Data provided
** START **

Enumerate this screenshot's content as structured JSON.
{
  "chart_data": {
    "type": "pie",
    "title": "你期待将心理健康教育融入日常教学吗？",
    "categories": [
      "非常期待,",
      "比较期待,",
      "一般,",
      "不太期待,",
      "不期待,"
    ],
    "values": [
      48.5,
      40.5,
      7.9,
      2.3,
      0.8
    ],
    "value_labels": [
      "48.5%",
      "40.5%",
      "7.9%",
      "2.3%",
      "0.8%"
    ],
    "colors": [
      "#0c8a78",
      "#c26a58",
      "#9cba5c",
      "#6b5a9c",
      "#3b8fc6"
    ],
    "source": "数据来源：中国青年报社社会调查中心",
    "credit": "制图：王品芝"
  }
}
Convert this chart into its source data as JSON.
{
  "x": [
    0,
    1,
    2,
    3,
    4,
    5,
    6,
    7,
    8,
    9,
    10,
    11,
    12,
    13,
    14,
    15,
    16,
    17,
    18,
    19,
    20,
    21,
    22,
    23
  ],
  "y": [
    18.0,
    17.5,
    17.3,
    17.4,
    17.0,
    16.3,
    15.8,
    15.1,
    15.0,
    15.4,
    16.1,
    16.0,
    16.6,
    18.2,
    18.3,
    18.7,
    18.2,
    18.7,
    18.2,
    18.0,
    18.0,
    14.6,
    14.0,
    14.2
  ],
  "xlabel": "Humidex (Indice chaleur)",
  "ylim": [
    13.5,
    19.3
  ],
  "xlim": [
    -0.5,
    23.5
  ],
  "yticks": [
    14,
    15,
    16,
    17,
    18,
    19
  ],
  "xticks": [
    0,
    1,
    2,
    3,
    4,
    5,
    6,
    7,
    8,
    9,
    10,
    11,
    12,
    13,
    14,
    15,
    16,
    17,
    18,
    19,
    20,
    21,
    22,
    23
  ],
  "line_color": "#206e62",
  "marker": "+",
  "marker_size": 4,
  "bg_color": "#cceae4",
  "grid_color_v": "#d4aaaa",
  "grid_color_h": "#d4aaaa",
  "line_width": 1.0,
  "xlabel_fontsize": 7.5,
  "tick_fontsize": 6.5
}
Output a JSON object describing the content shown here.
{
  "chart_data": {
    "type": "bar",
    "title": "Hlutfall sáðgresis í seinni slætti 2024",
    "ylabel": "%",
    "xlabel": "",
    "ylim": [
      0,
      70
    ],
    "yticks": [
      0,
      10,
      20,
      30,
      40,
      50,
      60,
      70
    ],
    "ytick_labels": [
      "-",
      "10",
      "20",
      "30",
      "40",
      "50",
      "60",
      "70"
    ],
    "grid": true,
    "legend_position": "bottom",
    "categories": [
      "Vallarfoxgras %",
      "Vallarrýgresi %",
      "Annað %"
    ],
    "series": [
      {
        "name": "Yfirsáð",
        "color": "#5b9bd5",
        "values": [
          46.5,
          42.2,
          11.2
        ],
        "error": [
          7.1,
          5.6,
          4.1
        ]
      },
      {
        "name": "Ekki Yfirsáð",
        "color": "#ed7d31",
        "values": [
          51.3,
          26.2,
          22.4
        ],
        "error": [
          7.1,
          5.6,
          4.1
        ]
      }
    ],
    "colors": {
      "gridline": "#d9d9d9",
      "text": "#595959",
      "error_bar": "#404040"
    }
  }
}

** END **
** START **

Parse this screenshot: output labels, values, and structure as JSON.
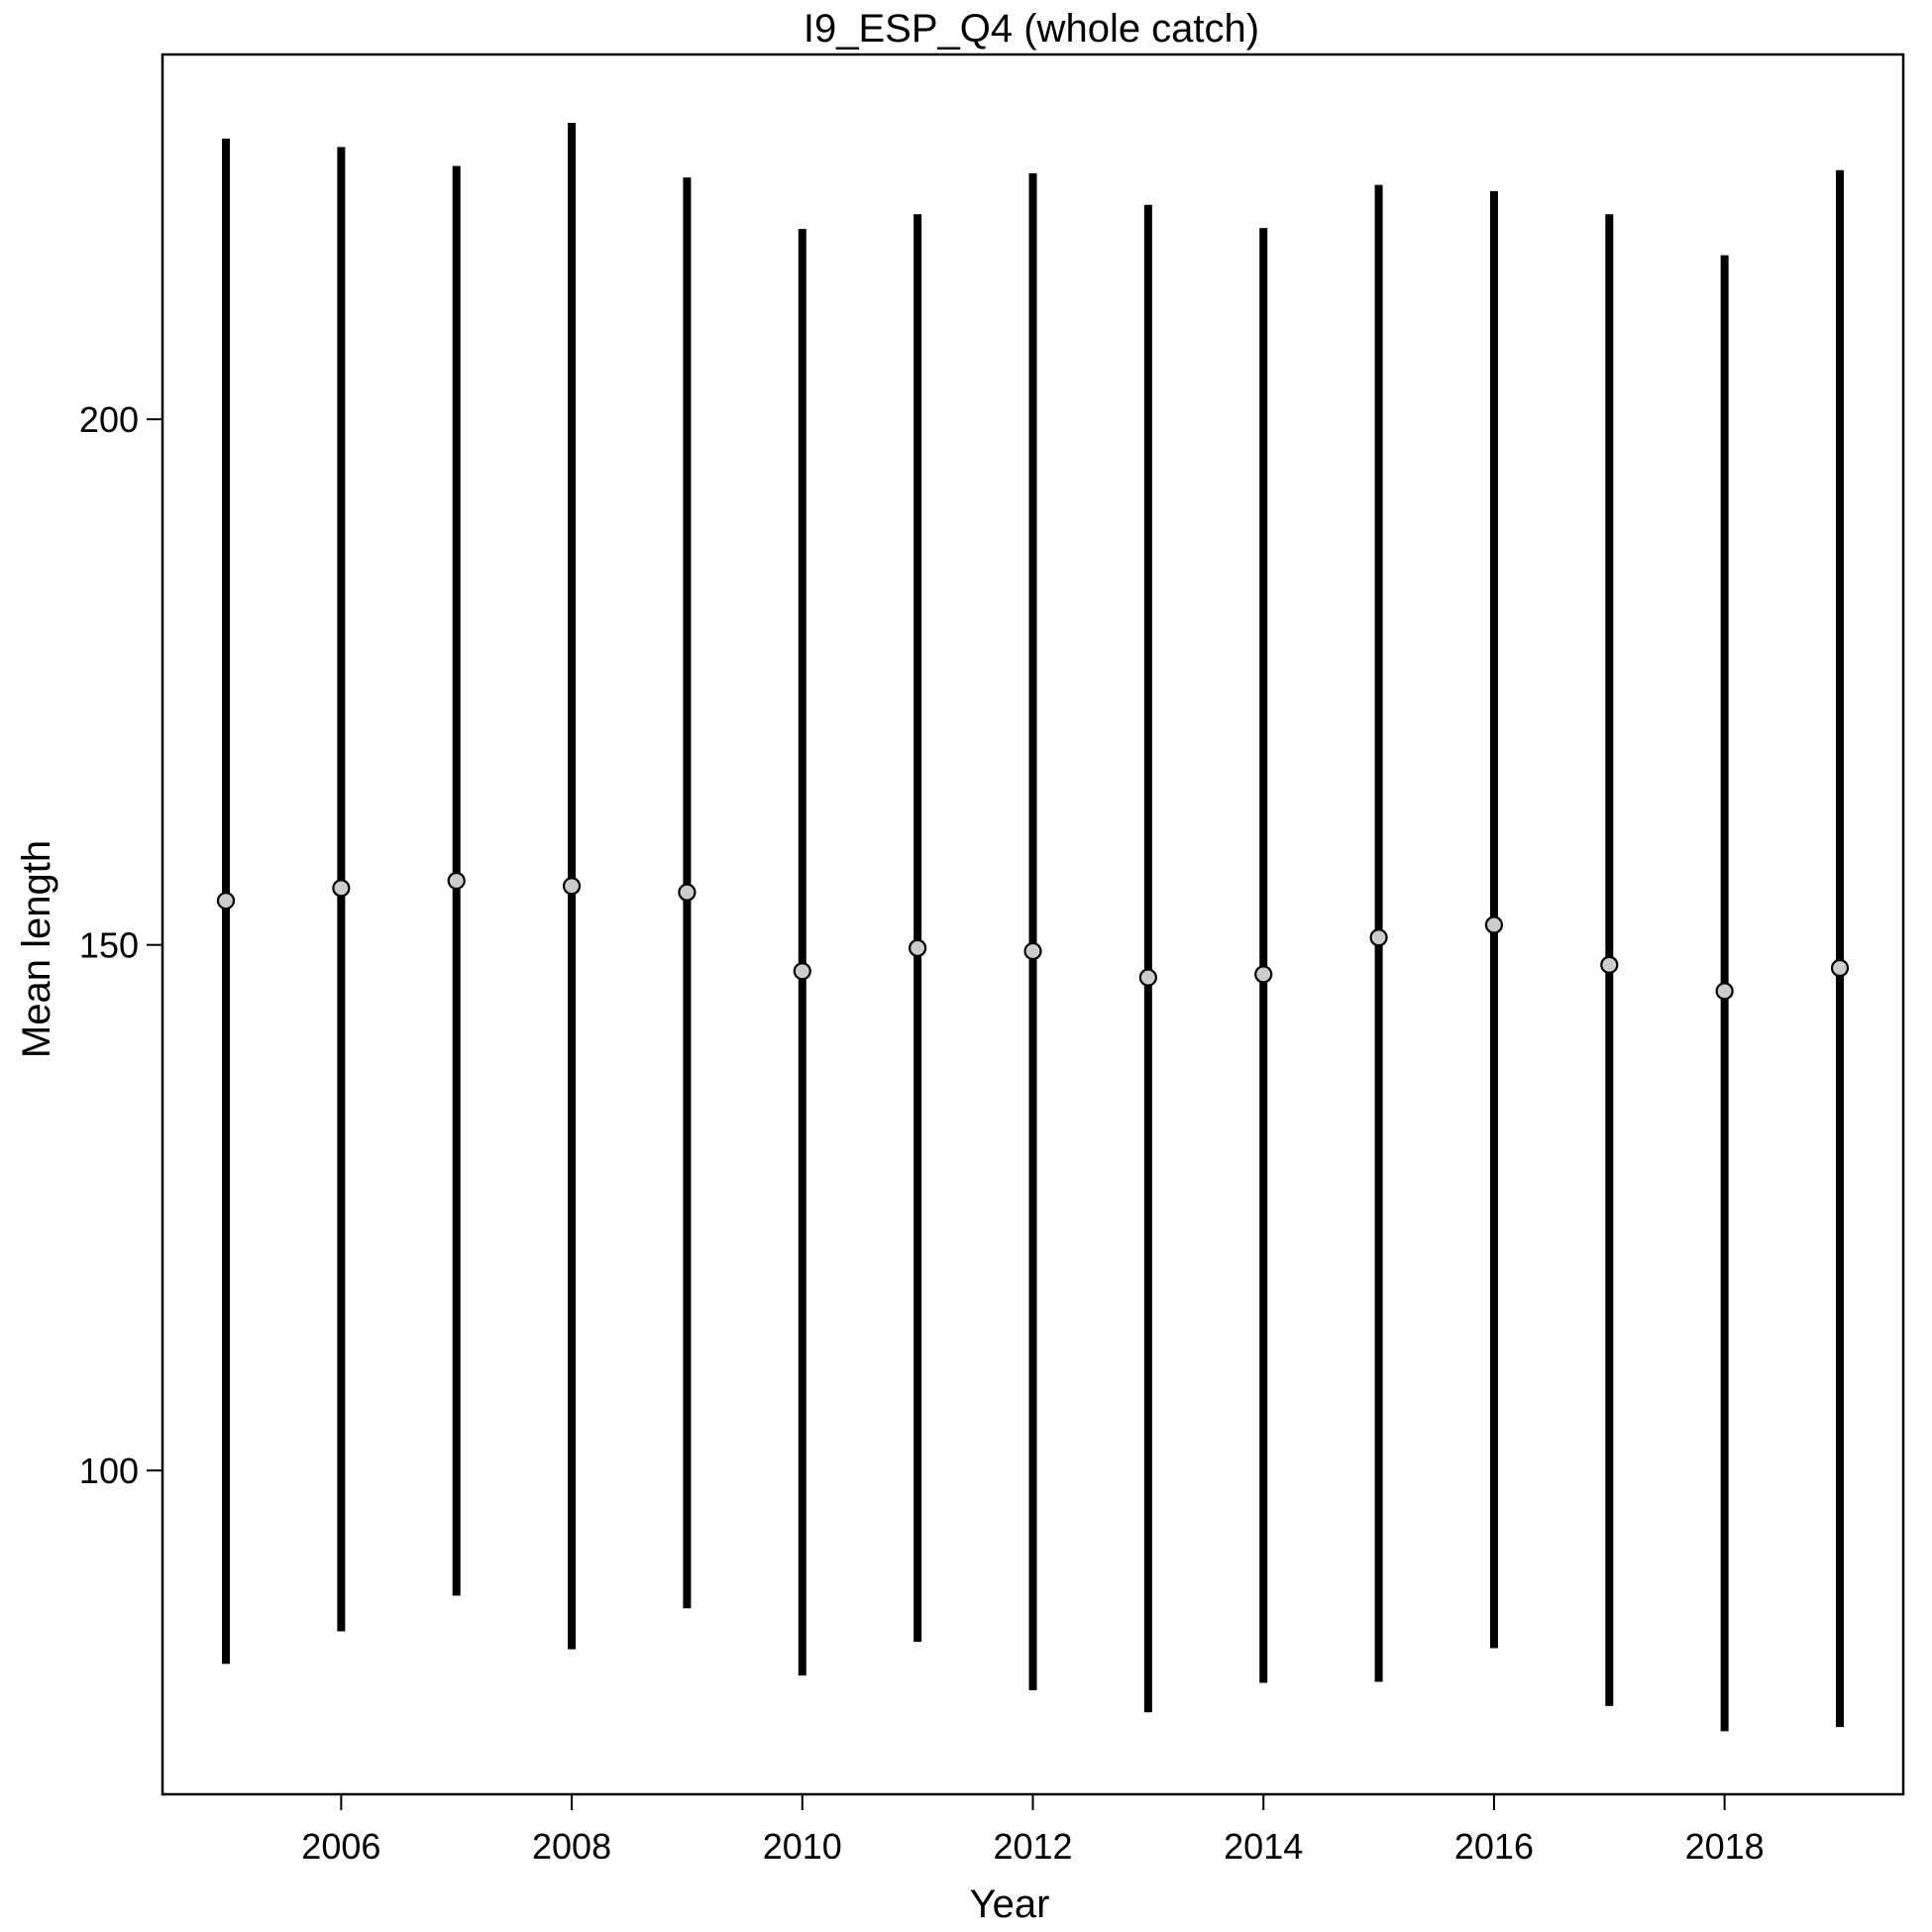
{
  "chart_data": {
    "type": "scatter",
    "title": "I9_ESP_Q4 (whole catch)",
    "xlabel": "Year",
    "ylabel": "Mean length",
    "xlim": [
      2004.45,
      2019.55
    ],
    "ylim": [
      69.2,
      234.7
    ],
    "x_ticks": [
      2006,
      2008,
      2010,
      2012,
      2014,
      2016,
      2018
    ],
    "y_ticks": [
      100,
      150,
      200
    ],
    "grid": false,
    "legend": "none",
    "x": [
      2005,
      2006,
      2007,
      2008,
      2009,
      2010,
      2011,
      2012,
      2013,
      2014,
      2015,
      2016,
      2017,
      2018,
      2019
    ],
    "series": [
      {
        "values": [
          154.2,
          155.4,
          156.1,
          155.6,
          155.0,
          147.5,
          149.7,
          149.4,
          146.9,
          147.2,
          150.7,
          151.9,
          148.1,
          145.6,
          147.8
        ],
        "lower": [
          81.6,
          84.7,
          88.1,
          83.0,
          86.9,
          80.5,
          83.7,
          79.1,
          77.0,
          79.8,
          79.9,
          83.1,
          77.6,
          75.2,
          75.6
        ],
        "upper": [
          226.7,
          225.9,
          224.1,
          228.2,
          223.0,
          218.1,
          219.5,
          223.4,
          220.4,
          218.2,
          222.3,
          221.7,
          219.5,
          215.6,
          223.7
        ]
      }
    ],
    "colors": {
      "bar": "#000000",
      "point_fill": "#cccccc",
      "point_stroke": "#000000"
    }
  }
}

** END **
** START **

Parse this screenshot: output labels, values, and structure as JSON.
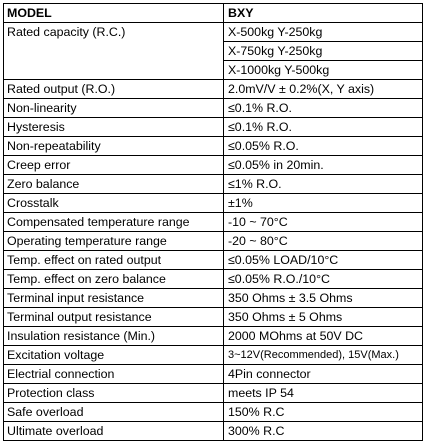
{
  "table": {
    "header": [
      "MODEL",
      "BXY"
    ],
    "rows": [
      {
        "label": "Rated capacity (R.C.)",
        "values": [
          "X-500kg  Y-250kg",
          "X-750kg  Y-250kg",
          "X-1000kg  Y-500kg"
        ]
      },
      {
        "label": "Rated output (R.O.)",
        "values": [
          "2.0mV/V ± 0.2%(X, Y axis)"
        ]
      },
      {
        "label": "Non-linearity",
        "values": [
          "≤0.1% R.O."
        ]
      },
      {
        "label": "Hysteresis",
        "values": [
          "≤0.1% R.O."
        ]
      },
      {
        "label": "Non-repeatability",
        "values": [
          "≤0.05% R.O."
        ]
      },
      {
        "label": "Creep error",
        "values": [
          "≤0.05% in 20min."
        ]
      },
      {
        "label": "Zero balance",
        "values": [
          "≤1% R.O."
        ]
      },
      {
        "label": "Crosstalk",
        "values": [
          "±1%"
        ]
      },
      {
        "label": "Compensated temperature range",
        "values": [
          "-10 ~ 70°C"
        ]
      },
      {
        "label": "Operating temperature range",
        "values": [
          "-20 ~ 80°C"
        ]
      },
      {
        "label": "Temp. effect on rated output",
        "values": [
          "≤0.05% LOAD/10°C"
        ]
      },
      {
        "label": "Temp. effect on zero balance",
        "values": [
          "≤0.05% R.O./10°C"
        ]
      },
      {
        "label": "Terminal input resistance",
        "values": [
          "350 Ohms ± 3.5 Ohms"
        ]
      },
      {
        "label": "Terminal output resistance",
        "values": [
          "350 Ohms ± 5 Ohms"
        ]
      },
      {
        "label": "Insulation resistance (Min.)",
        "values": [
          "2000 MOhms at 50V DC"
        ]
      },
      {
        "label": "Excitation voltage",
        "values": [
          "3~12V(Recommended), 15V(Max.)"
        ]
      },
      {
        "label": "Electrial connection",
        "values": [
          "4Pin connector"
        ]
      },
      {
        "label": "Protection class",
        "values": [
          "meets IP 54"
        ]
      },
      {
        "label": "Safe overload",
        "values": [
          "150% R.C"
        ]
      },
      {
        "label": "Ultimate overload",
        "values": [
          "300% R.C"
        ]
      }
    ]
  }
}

** END **

Above are the records; copy every line in them that holds the word "this".

The reply
Enumerate this screenshot's content as structured JSON.
Convert this chart into its source data as JSON.
Parse this screenshot: output labels, values, and structure as JSON.
Parse this screenshot: output labels, values, and structure as JSON.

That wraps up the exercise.